WORK TO BE COMPLETED → Copy every line of the entries that includes the word "Numero".

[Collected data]
********

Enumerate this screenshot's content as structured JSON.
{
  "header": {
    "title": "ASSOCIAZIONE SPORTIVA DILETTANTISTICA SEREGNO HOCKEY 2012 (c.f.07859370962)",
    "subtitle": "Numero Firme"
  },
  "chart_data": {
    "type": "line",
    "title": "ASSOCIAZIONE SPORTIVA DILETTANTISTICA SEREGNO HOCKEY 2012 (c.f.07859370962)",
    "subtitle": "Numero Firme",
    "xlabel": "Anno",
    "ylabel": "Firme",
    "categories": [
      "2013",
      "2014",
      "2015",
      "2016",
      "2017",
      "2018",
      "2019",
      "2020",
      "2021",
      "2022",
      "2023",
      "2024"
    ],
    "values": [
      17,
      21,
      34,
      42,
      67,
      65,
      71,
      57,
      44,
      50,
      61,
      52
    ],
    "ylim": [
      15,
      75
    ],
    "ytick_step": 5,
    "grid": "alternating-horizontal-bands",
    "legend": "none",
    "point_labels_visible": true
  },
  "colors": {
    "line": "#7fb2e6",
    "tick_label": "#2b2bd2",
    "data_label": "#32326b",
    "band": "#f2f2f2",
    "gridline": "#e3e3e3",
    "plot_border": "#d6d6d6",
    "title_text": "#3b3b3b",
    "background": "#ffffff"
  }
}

********

EXERCISE RESPONSE →
    "subtitle": "Numero Firme"
    "subtitle": "Numero Firme",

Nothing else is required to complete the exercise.